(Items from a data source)
+ + +
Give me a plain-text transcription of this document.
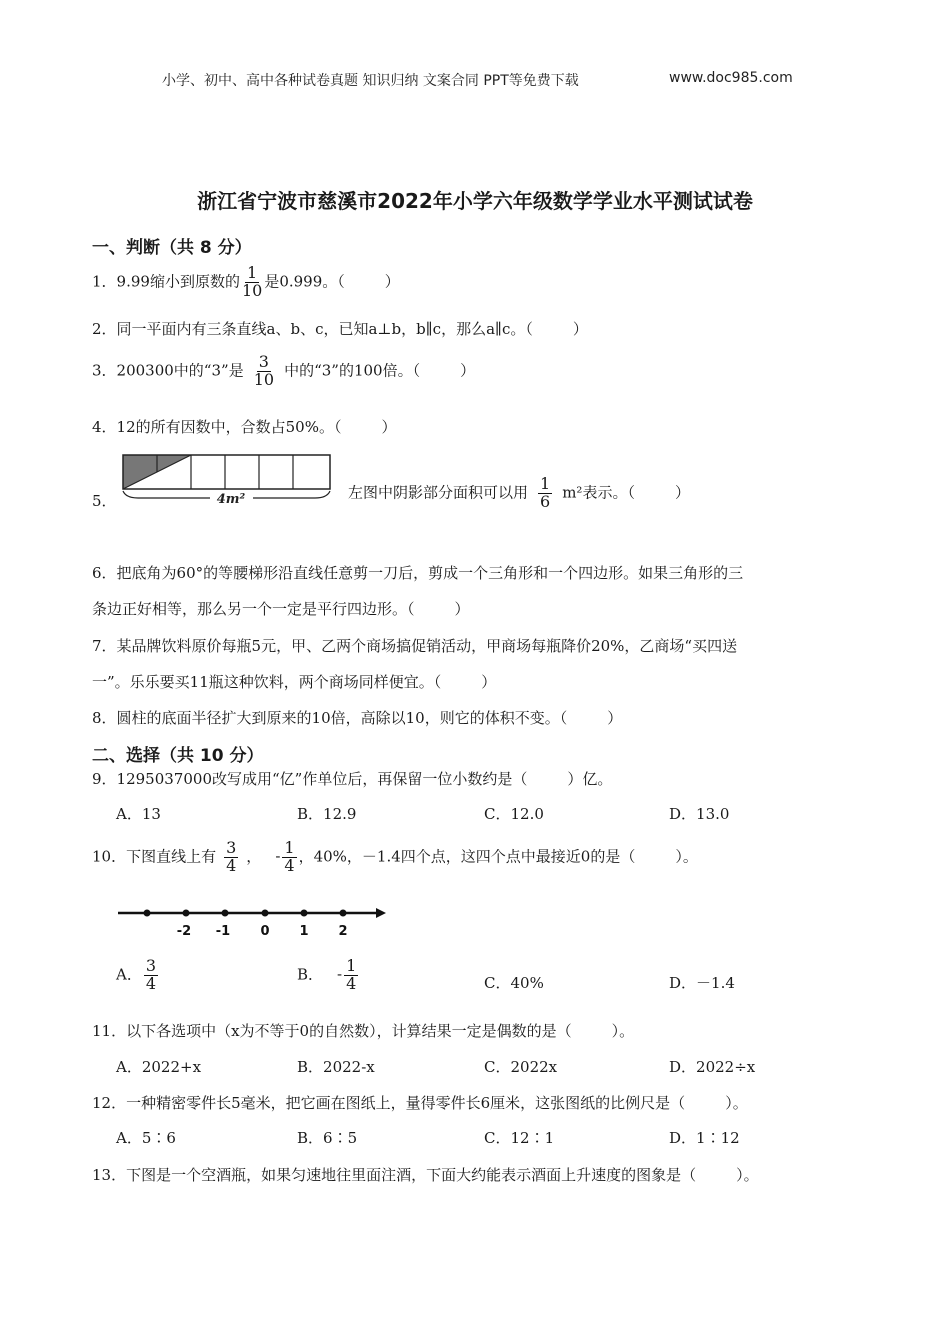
小学、初中、高中各种试卷真题 知识归纳 文案合同 PPT等免费下载	www.doc985.com
浙江省宁波市慈溪市2022年小学六年级数学学业水平测试试卷
一、判断（共 8 分）
1．9.99缩小到原数的 $\frac{1}{10}$ 是0.999。（	）
2．同一平面内有三条直线a、b、c，已知a⊥b，b∥c，那么a∥c。（	）
3．200300中的“3”是 $\frac{3}{10}$ 中的“3”的100倍。（	）
4．12的所有因数中，合数占50%。（	）
5．	4m²	左图中阴影部分面积可以用 $\frac{1}{6} m^2$表示。（	）
6．把底角为60°的等腰梯形沿直线任意剪一刀后，剪成一个三角形和一个四边形。如果三角形的三
条边正好相等，那么另一个一定是平行四边形。（	）
7．某品牌饮料原价每瓶5元，甲、乙两个商场搞促销活动，甲商场每瓶降价20%，乙商场“买四送
一”。乐乐要买11瓶这种饮料，两个商场同样便宜。（	）
8．圆柱的底面半径扩大到原来的10倍，高除以10，则它的体积不变。（	）
二、选择（共 10 分）
9．1295037000改写成用“亿”作单位后，再保留一位小数约是（	）亿。
A．13	B．12.9	C．12.0	D．13.0
10．下图直线上有 $\frac{3}{4}$ ， - $\frac{1}{4}$ ，40%，－1.4四个点，这四个点中最接近0的是（	）。
-2 -1 0 1 2
A． $\frac{3}{4}$	B． - $\frac{1}{4}$	C．40%	D．－1.4
11．以下各选项中（x为不等于0的自然数），计算结果一定是偶数的是（	）。
A．2022+x	B．2022-x	C．2022x	D．2022÷x
12．一种精密零件长5毫米，把它画在图纸上，量得零件长6厘米，这张图纸的比例尺是（	）。
A．5∶6	B．6∶5	C．12∶1	D．1∶12
13．下图是一个空酒瓶，如果匀速地往里面注酒，下面大约能表示酒面上升速度的图象是（	）。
+ + +
**Problem to work on**
Return the listing above in full and without alteration, excluding its pictures.

**Answer to the task**
Give me a plain-text transcription of this document.
小学、初中、高中各种试卷真题 知识归纳 文案合同 PPT等免费下载	www.doc985.com
浙江省宁波市慈溪市2022年小学六年级数学学业水平测试试卷
一、判断（共 8 分）
1．9.99缩小到原数的 $\frac{1}{10}$ 是0.999。（	）
2．同一平面内有三条直线a、b、c，已知a⊥b，b∥c，那么a∥c。（	）
3．200300中的“3”是 $\frac{3}{10}$ 中的“3”的100倍。（	）
4．12的所有因数中，合数占50%。（	）
5．	4m²	左图中阴影部分面积可以用 $\frac{1}{6} m^2$表示。（	）
6．把底角为60°的等腰梯形沿直线任意剪一刀后，剪成一个三角形和一个四边形。如果三角形的三
条边正好相等，那么另一个一定是平行四边形。（	）
7．某品牌饮料原价每瓶5元，甲、乙两个商场搞促销活动，甲商场每瓶降价20%，乙商场“买四送
一”。乐乐要买11瓶这种饮料，两个商场同样便宜。（	）
8．圆柱的底面半径扩大到原来的10倍，高除以10，则它的体积不变。（	）
二、选择（共 10 分）
9．1295037000改写成用“亿”作单位后，再保留一位小数约是（	）亿。
A．13	B．12.9	C．12.0	D．13.0
10．下图直线上有 $\frac{3}{4}$ ， - $\frac{1}{4}$ ，40%，－1.4四个点，这四个点中最接近0的是（	）。
-2 -1 0 1 2
A． $\frac{3}{4}$	B． - $\frac{1}{4}$	C．40%	D．－1.4
11．以下各选项中（x为不等于0的自然数），计算结果一定是偶数的是（	）。
A．2022+x	B．2022-x	C．2022x	D．2022÷x
12．一种精密零件长5毫米，把它画在图纸上，量得零件长6厘米，这张图纸的比例尺是（	）。
A．5∶6	B．6∶5	C．12∶1	D．1∶12
13．下图是一个空酒瓶，如果匀速地往里面注酒，下面大约能表示酒面上升速度的图象是（	）。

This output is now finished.